# Games that got released on your birthday



## BORTZ (Jul 24, 2017)

I was recently shocked on two fronts when I learned that Nintendo is remaking Mario & Luigi Super Star Saga in the new 3DS engine. On top of that, it getting released on my birthday this fall, October 6th. To my knowledge, I have never had a birthday coincide with a release date of a game I care about. So what about you guys? Have you ever had a noteworthy game released on your birthday?


----------



## wormdood (Jul 24, 2017)

i dont think i have had or ever will have that pleasure 
my birthday is 3 days after Christmas


----------



## Tom Bombadildo (Jul 25, 2017)

I've seen a fair few games released on my birthday, though I can't find lists by just googling "Games released on Sept. 22nd"  

Project Cars 2 is releasing on my birthday this year, which is nice. I might pick it up, since I got a nice racing wheel for Project Cars 1.


----------



## HamBone41801 (Jul 25, 2017)

jeez. the only thing that happened on my birthday was three suicide bombings in Baghdad.


----------



## Taleweaver (Jul 25, 2017)

None that interested me. The closest thing I can recall is UT2004, which was 8 days later (on 16th of March).


----------



## DinohScene (Jul 25, 2017)

Ni No Kuni 2 will release on me bday.

In the past.. dun really have a clue.


----------



## BORTZ (Jul 25, 2017)

DinohScene said:


> Ni No Kuni 2 will release on me bday.
> 
> In the past.. dun really have a clue.


Thats like the most perfect thing ever


----------



## DinohScene (Jul 25, 2017)

BORTZ said:


> Thats like the most perfect thing ever



Deffo.
Limited collectors edition on me bday of that game!
Perfect gift!


----------



## AmandaRose (Jul 25, 2017)

I could not find  a list of games that came out on my birthday but what I did find was a list of games cancelled because of my birthday which is September the 11th one notable game was Propeller Arena on the Dreamcast which Sega had been hoping would turn around the fortunes of the Dreamcast.


----------



## Deleted User (Jul 25, 2017)

All Original Xbox launch titles and the console itself released the very day I was born.


----------



## Pik4chu02 (Jul 25, 2017)

3 years before I was born Super Smash Bros. for the Nintendo 64 was released in Japan on January 21, 1999


----------



## CannonFoddr (Jul 25, 2017)

I don't personally know if any game had been released on my birthday - so I googled it....

.. apparently a game was released last year, quite famous I believe (FYI I'm not a fan of this series) but couldn't find any for the actual YEAR I was born


Spoiler












My older sister however, who was born on the 19th (couple of years before me) - has a few games released on her birthday (but none in the year)


The game Hitman: Codename 47 is released on the PC.
The game Wii Sports is released.

The video game "Uncharted: Drake's Fortune" is released on the PlayStation 3.

*What you need to do*
**a.** Please answer these from the birthday game thread:
(i) On what date does BORTZ say the Mario & Luigi Super Star Saga remake will be released?
(ii) Which game does Taleweaver name as coming out 8 days after their birthday?
(iii) Which Dreamcast game does AmandaRose name as cancelled?
**b.** Write the next part of the birthday game thread, starting after its final line.
The records that come next have no connection to the birthday game thread.

*Data rows*
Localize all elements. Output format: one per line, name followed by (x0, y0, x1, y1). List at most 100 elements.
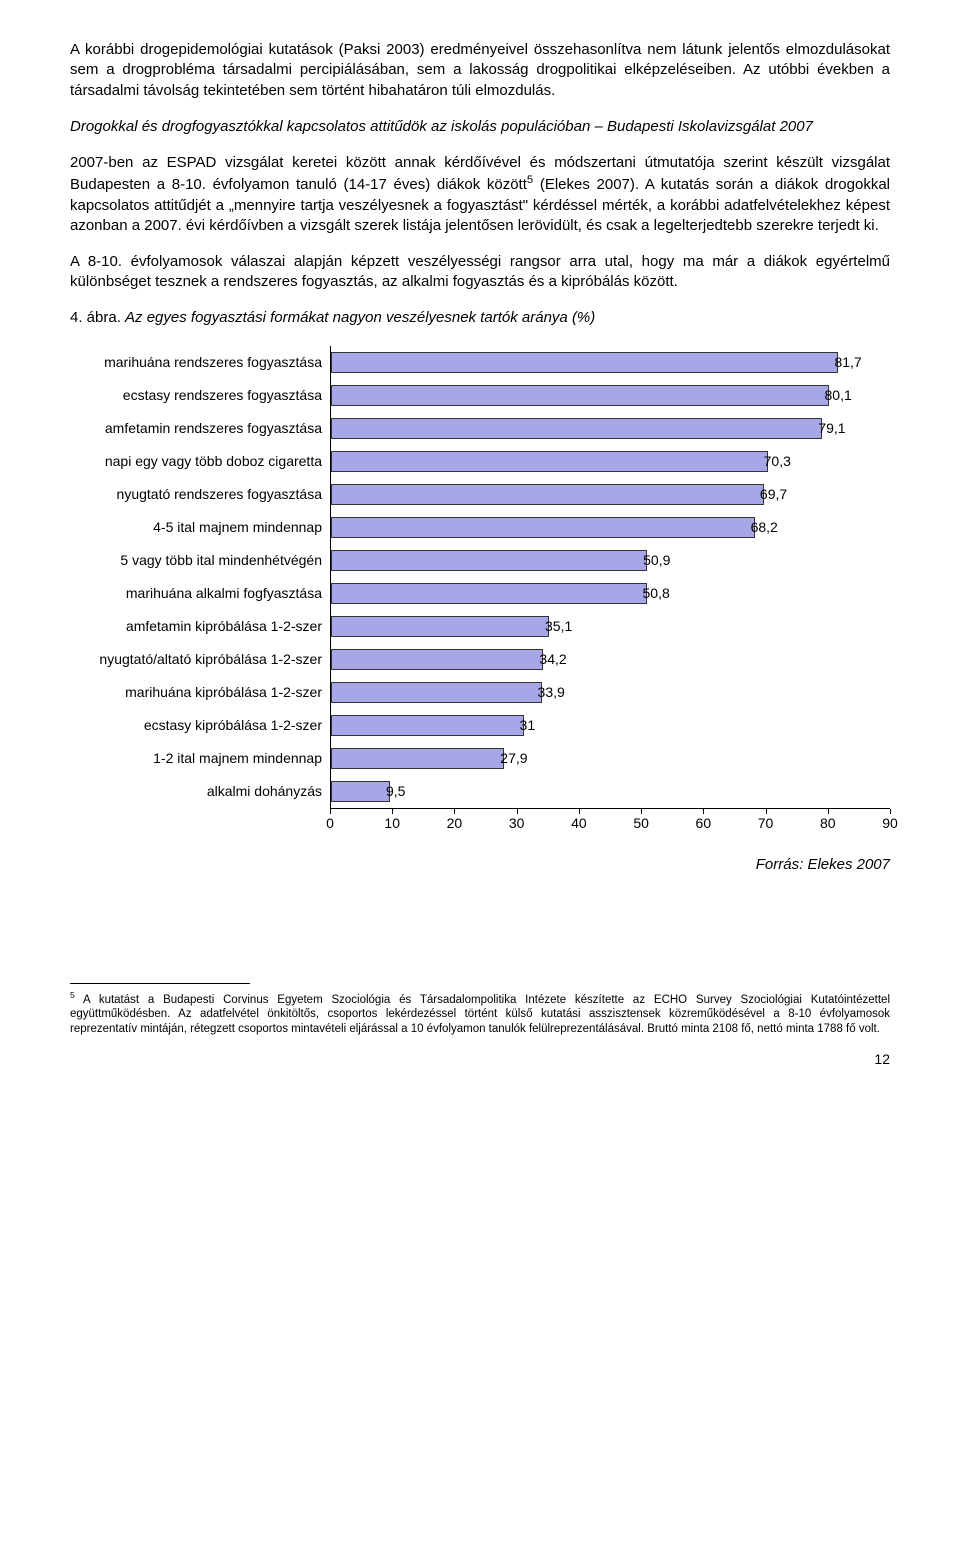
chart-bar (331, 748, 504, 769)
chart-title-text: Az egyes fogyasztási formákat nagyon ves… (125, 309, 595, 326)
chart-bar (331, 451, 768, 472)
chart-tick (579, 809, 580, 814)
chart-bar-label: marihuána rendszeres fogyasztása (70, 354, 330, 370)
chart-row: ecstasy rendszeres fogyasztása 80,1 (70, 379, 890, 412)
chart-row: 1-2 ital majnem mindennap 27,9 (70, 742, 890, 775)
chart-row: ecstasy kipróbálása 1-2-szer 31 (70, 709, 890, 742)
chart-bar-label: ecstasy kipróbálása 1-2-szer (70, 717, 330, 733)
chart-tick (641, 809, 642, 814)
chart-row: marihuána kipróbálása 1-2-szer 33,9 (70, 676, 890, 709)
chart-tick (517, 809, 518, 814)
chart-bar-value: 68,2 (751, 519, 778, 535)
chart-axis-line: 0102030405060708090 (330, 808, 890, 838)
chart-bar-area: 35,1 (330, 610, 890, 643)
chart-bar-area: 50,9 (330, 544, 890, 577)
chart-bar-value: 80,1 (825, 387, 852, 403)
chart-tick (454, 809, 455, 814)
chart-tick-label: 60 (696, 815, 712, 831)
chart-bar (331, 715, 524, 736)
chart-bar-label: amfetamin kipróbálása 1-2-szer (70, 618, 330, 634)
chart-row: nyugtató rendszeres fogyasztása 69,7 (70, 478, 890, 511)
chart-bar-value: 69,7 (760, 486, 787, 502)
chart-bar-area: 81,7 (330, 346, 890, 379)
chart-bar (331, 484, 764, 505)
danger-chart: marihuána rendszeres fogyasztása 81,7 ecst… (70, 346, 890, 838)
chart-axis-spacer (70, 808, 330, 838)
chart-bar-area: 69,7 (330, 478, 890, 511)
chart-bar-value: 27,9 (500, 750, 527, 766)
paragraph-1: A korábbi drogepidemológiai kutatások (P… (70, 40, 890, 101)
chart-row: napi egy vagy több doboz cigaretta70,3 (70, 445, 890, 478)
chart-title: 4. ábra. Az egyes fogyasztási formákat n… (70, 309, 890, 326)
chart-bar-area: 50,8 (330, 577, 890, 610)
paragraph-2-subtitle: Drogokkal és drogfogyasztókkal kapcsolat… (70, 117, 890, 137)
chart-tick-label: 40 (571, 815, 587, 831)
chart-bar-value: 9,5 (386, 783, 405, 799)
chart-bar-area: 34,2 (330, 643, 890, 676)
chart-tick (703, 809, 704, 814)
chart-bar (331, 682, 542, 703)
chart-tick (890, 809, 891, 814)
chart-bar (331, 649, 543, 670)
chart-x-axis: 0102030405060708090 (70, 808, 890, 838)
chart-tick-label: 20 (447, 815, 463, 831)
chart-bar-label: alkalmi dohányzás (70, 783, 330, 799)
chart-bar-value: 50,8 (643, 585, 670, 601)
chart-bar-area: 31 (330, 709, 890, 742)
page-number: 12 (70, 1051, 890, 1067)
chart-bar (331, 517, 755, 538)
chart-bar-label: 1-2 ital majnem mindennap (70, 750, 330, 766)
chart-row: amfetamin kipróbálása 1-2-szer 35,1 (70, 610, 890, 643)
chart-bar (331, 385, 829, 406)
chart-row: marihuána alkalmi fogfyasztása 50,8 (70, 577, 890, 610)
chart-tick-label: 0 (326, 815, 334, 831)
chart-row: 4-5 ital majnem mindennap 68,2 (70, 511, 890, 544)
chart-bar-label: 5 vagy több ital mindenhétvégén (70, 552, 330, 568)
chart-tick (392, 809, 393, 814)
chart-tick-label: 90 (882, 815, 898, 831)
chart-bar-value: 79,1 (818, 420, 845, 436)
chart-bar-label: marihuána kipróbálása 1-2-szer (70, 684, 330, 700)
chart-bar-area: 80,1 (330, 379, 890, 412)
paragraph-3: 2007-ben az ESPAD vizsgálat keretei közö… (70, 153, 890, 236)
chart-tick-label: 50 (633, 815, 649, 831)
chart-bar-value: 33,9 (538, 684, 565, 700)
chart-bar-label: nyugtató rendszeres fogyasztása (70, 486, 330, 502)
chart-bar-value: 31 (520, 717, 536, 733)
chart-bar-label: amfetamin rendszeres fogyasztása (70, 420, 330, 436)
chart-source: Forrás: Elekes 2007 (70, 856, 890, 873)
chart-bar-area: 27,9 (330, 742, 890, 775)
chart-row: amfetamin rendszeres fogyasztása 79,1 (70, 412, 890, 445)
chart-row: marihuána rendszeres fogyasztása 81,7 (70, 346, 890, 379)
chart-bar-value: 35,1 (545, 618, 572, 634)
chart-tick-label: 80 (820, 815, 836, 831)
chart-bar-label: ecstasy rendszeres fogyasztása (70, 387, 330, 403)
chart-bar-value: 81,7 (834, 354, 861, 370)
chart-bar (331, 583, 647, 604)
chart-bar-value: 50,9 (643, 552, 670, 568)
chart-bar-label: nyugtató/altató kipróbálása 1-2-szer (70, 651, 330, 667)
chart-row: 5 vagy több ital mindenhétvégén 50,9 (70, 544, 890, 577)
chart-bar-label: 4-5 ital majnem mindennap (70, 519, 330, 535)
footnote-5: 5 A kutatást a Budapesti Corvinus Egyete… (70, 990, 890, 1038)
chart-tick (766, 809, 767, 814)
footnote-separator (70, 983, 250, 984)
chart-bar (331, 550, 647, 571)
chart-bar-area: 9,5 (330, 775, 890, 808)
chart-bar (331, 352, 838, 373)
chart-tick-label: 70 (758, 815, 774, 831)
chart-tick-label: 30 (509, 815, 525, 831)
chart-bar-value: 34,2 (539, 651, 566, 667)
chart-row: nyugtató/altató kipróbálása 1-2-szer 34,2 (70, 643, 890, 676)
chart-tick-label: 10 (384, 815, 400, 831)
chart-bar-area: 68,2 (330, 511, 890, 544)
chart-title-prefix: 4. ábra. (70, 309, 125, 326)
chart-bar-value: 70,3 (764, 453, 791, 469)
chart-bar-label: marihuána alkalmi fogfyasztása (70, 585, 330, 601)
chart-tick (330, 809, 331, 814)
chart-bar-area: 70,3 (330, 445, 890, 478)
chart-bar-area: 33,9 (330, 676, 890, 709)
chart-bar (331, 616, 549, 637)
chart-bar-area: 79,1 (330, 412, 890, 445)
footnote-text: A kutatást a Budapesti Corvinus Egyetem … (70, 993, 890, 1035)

---

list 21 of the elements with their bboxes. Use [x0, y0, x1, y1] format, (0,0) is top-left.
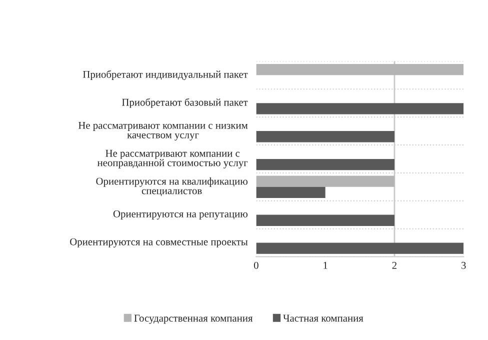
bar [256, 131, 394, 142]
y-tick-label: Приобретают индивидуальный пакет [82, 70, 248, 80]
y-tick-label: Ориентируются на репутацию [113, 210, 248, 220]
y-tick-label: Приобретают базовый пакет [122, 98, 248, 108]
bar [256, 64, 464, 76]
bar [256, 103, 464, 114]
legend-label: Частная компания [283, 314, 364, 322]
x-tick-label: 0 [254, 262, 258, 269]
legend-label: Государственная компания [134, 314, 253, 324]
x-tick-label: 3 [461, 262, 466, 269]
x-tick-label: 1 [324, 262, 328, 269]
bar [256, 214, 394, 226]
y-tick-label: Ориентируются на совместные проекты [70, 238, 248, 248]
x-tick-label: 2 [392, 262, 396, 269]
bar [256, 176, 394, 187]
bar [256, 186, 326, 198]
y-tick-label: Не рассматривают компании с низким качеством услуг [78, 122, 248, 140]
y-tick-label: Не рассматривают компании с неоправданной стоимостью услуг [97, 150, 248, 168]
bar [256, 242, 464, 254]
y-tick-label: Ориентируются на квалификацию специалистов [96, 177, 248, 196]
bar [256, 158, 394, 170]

==

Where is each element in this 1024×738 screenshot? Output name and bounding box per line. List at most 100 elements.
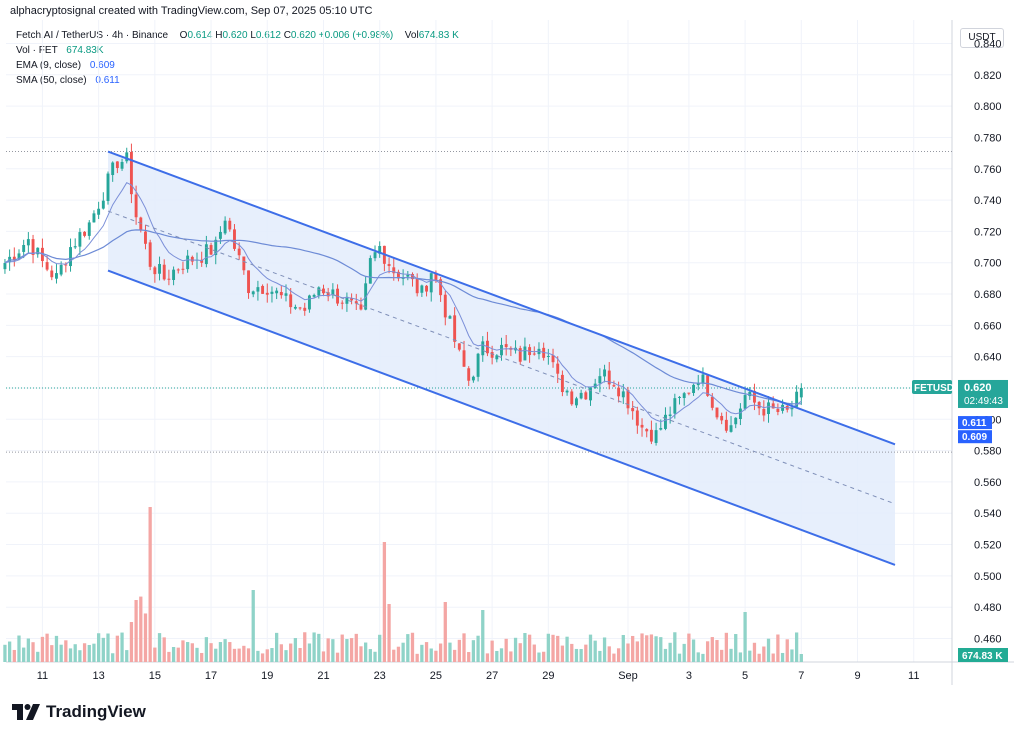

*Outputs in order*
**a.**
(i) October 6th
(ii) UT2004
(iii) Propeller Arena

**b.**
The Legend of Zelda: Twilight Princess is released for the Wii and the GameCube


----------



## CitizenSnips (Jul 25, 2017)

seems like a lot of games release right around a day before my birthday which is November 23rd


----------



## Bent (Jul 25, 2017)

Normally my birthday hasn't been a prime game release time.  That changed this year, the Switch was released on my birthday, March 3.


----------



## smileyhead (Jul 25, 2017)

Splatoon 2 got released on my 17th birthday (21st July 2017). Pre-ordered and got it day one! Now I just need a Switch.


----------



## BORTZ (Jul 25, 2017)

smileyhead said:


> Splatoon 2 got released on my 17th birthday (21st July 2017). Pre-ordered and got it day one! Now I just need a Switch.


wait why did you preorder it and get it day one if you dont own a switch lol


----------



## Flame (Jul 25, 2017)

smileyhead said:


> Splatoon 2 got released on my 17th birthday (21st July 2017). Pre-ordered and got it day one! Now I just need a Switch.








BORTZ said:


> wait why did you preorder it and get it day one if you dont own a switch lol




why do crack smiley heads do crack in the 1st place?


----------



## smileyhead (Jul 25, 2017)

BORTZ said:


> wait why did you preorder it and get it day one if you dont own a switch lol



since it's my birthday, I got it for free
so I already have a game to play when I get the Switch



Flame said:


> why do crack smiley heads do crack in the 1st place?


I don't do crack.


----------



## Issac (Jul 25, 2017)

Hey You, Pikachu! Was released in Japan on my birthday. 

When I was 5 days old, the first Mega Man game was released. When I was 6 days old, Final Fantasy was released.


----------



## Saiyan Lusitano (Jul 25, 2017)

BotW/Switch was released 3 days before my birthday.


----------



## Foxchild (Jul 25, 2017)

Obduction (which I backed) was 2 days after my birthday, which made a cool, if late, present.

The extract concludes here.